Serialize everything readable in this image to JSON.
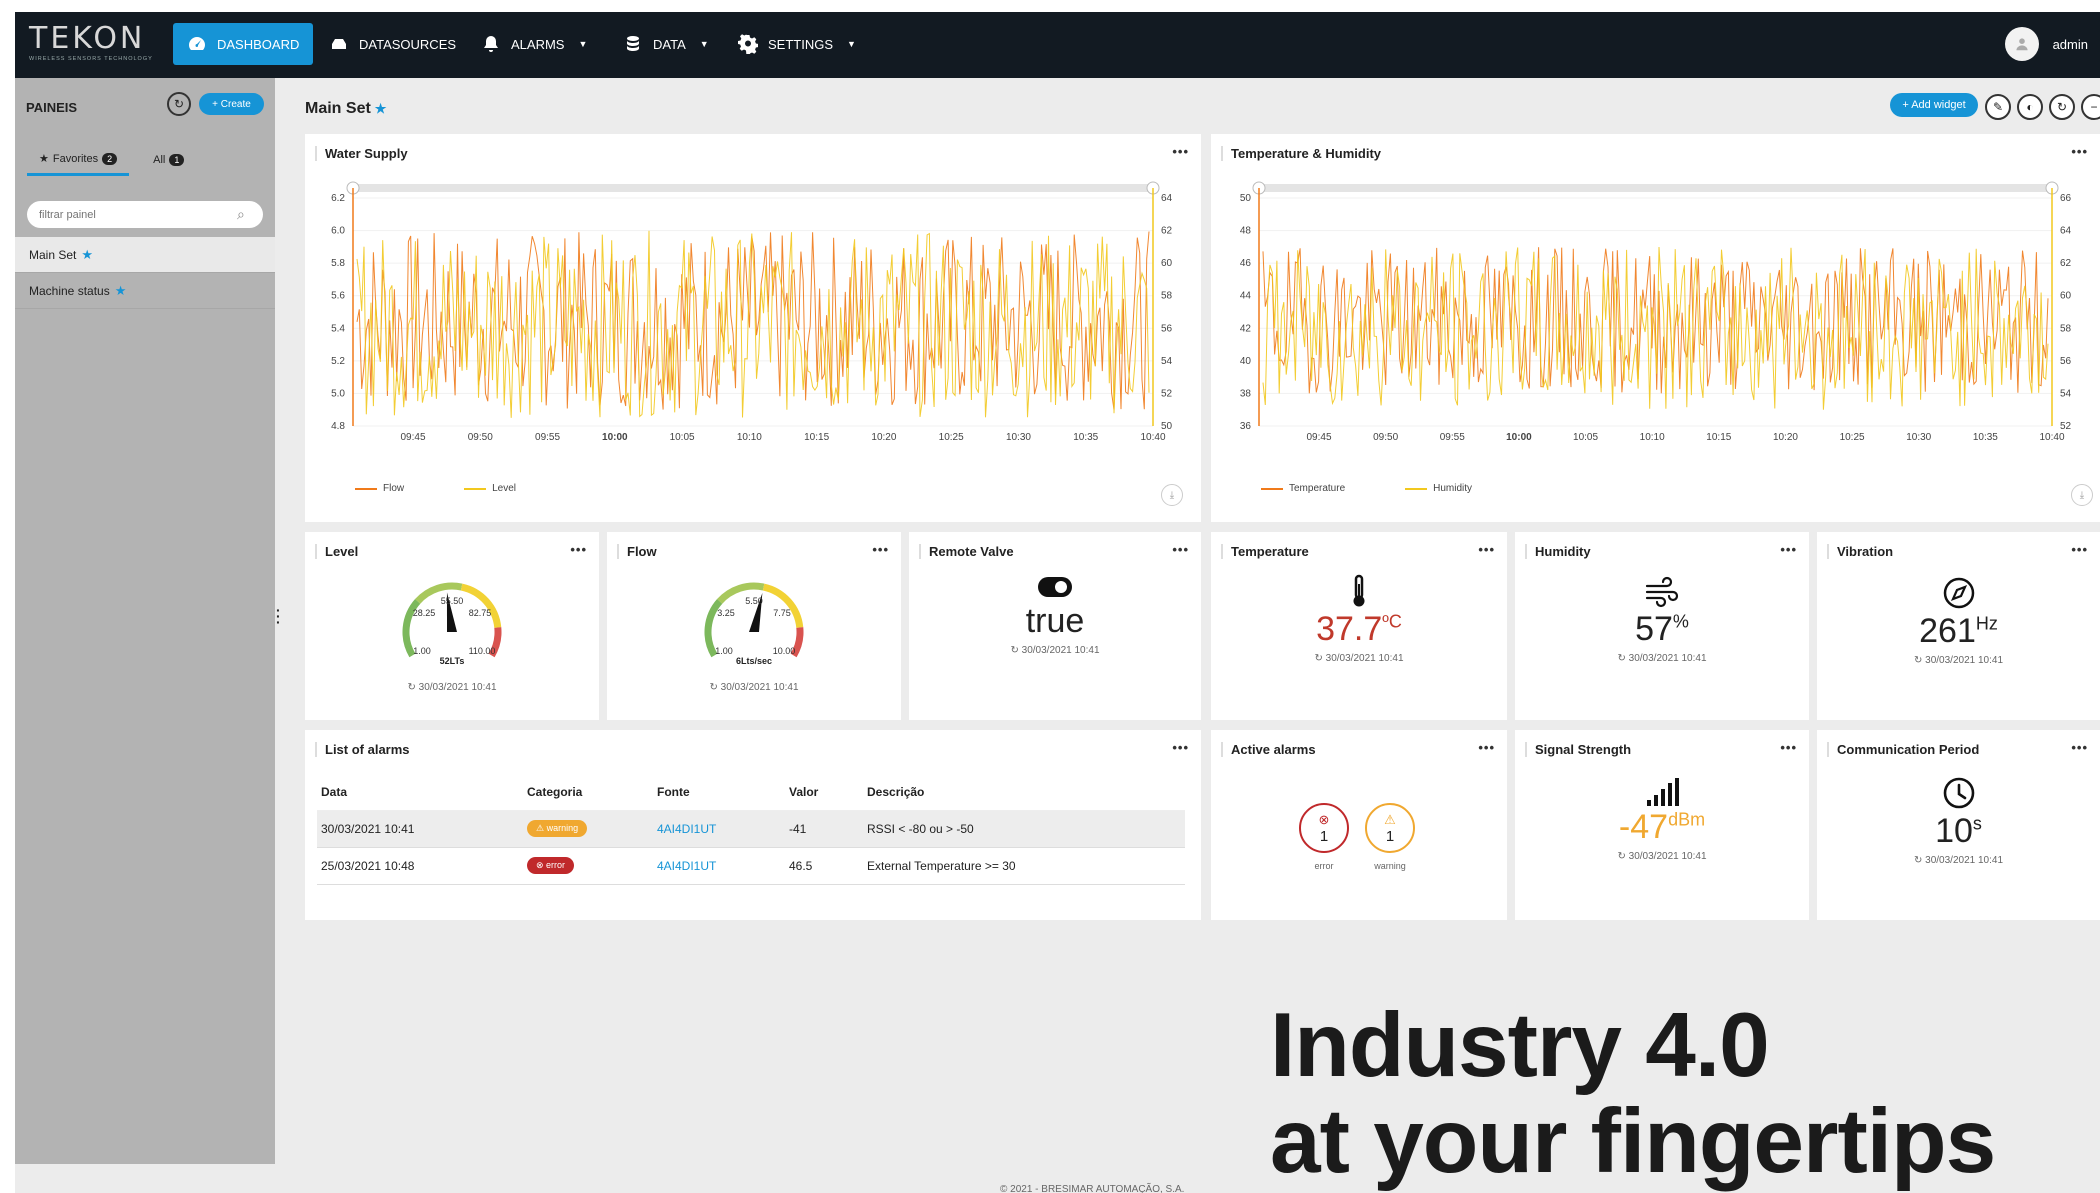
{
  "app": {
    "logo_text": "TEKON",
    "logo_tagline": "WIRELESS SENSORS TECHNOLOGY",
    "nav": [
      {
        "label": "DASHBOARD",
        "icon": "dashboard-icon"
      },
      {
        "label": "DATASOURCES",
        "icon": "datasources-icon"
      },
      {
        "label": "ALARMS",
        "icon": "bell-icon"
      },
      {
        "label": "DATA",
        "icon": "database-icon"
      },
      {
        "label": "SETTINGS",
        "icon": "gear-icon"
      }
    ],
    "user": "admin",
    "accent": "#1694d6"
  },
  "sidebar": {
    "title": "PAINEIS",
    "create_label": "+ Create",
    "tabs": [
      {
        "label": "Favorites",
        "count": "2"
      },
      {
        "label": "All",
        "count": "1"
      }
    ],
    "filter_placeholder": "filtrar painel",
    "items": [
      {
        "label": "Main Set"
      },
      {
        "label": "Machine status"
      }
    ]
  },
  "main": {
    "title": "Main Set",
    "add_widget_label": "+ Add widget"
  },
  "widgets": {
    "water_supply": {
      "title": "Water Supply"
    },
    "temp_humidity": {
      "title": "Temperature & Humidity"
    },
    "level": {
      "title": "Level",
      "value_label": "52LTs",
      "ticks": [
        "28.25",
        "55.50",
        "82.75",
        "1.00",
        "110.00"
      ],
      "timestamp": "30/03/2021 10:41",
      "fraction": 0.47
    },
    "flow": {
      "title": "Flow",
      "value_label": "6Lts/sec",
      "ticks": [
        "3.25",
        "5.50",
        "7.75",
        "1.00",
        "10.00"
      ],
      "timestamp": "30/03/2021 10:41",
      "fraction": 0.55
    },
    "remote_valve": {
      "title": "Remote Valve",
      "value": "true",
      "timestamp": "30/03/2021 10:41"
    },
    "temperature": {
      "title": "Temperature",
      "value": "37.7",
      "unit": "ºC",
      "timestamp": "30/03/2021 10:41",
      "color": "#c0392b"
    },
    "humidity": {
      "title": "Humidity",
      "value": "57",
      "unit": "%",
      "timestamp": "30/03/2021 10:41"
    },
    "vibration": {
      "title": "Vibration",
      "value": "261",
      "unit": "Hz",
      "timestamp": "30/03/2021 10:41"
    },
    "alarm_list": {
      "title": "List of alarms",
      "columns": [
        "Data",
        "Categoria",
        "Fonte",
        "Valor",
        "Descrição"
      ],
      "rows": [
        {
          "data": "30/03/2021 10:41",
          "categoria": "warning",
          "fonte": "4AI4DI1UT",
          "valor": "-41",
          "descricao": "RSSI < -80 ou > -50"
        },
        {
          "data": "25/03/2021 10:48",
          "categoria": "error",
          "fonte": "4AI4DI1UT",
          "valor": "46.5",
          "descricao": "External Temperature >= 30"
        }
      ]
    },
    "active_alarms": {
      "title": "Active alarms",
      "error_count": "1",
      "error_label": "error",
      "warning_count": "1",
      "warning_label": "warning"
    },
    "signal": {
      "title": "Signal Strength",
      "value": "-47",
      "unit": "dBm",
      "timestamp": "30/03/2021 10:41",
      "color": "#f0a830"
    },
    "comm_period": {
      "title": "Communication Period",
      "value": "10",
      "unit": "s",
      "timestamp": "30/03/2021 10:41"
    }
  },
  "chart_data": [
    {
      "type": "line",
      "title": "Water Supply",
      "x_ticks": [
        "09:45",
        "09:50",
        "09:55",
        "10:00",
        "10:05",
        "10:10",
        "10:15",
        "10:20",
        "10:25",
        "10:30",
        "10:35",
        "10:40"
      ],
      "y_left_ticks": [
        "4.8",
        "5.0",
        "5.2",
        "5.4",
        "5.6",
        "5.8",
        "6.0",
        "6.2"
      ],
      "y_right_ticks": [
        "50",
        "52",
        "54",
        "56",
        "58",
        "60",
        "62",
        "64"
      ],
      "series": [
        {
          "name": "Flow",
          "color": "#f07a1a",
          "range": [
            4.9,
            6.0
          ]
        },
        {
          "name": "Level",
          "color": "#f2c81e",
          "range": [
            50.5,
            62
          ]
        }
      ]
    },
    {
      "type": "line",
      "title": "Temperature & Humidity",
      "x_ticks": [
        "09:45",
        "09:50",
        "09:55",
        "10:00",
        "10:05",
        "10:10",
        "10:15",
        "10:20",
        "10:25",
        "10:30",
        "10:35",
        "10:40"
      ],
      "y_left_ticks": [
        "36",
        "38",
        "40",
        "42",
        "44",
        "46",
        "48",
        "50"
      ],
      "y_right_ticks": [
        "52",
        "54",
        "56",
        "58",
        "60",
        "62",
        "64",
        "66"
      ],
      "series": [
        {
          "name": "Temperature",
          "color": "#f07a1a",
          "range": [
            38,
            47
          ]
        },
        {
          "name": "Humidity",
          "color": "#f2c81e",
          "range": [
            53,
            63
          ]
        }
      ]
    }
  ],
  "slogan": {
    "line1": "Industry 4.0",
    "line2": "at your fingertips"
  },
  "footer": "© 2021 - BRESIMAR AUTOMAÇÃO, S.A."
}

# # # #

▸ **EXERCISE DESCRIPTION**: Only the number is needed: state how many lines in the listing contain "descricao".

▸ **ANSWER TO THIS PROBLEM**: 2